◆ Task to carry out
Write out each line from the data below that includes the word "ffffff".

** BEGIN **

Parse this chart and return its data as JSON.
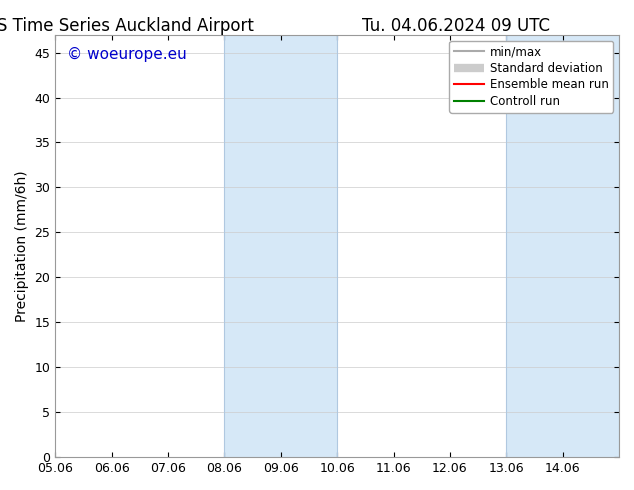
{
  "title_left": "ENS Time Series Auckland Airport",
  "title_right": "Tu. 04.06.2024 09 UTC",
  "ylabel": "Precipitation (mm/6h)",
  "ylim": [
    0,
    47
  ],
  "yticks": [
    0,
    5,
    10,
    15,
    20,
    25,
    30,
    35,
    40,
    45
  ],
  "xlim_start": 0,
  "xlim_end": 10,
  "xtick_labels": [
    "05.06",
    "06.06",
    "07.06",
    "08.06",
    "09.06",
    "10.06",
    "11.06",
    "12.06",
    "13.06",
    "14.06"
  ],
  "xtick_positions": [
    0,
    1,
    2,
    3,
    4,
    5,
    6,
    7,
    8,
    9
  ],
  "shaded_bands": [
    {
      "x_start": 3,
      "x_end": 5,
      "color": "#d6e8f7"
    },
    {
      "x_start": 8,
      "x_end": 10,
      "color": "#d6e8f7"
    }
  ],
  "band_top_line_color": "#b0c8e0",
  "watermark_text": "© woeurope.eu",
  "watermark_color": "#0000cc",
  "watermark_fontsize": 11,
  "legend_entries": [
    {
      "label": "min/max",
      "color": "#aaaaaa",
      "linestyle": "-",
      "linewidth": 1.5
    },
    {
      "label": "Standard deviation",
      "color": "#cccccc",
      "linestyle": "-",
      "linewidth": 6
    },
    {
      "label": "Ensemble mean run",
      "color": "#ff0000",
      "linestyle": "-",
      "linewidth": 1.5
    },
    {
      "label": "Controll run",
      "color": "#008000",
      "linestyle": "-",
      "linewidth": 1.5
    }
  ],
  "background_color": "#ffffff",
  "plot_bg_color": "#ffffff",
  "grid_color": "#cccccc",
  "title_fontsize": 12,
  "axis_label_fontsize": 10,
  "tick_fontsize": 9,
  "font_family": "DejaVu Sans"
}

** END **

◆ Result of the task
  "background_color": "#ffffff",
  "plot_bg_color": "#ffffff",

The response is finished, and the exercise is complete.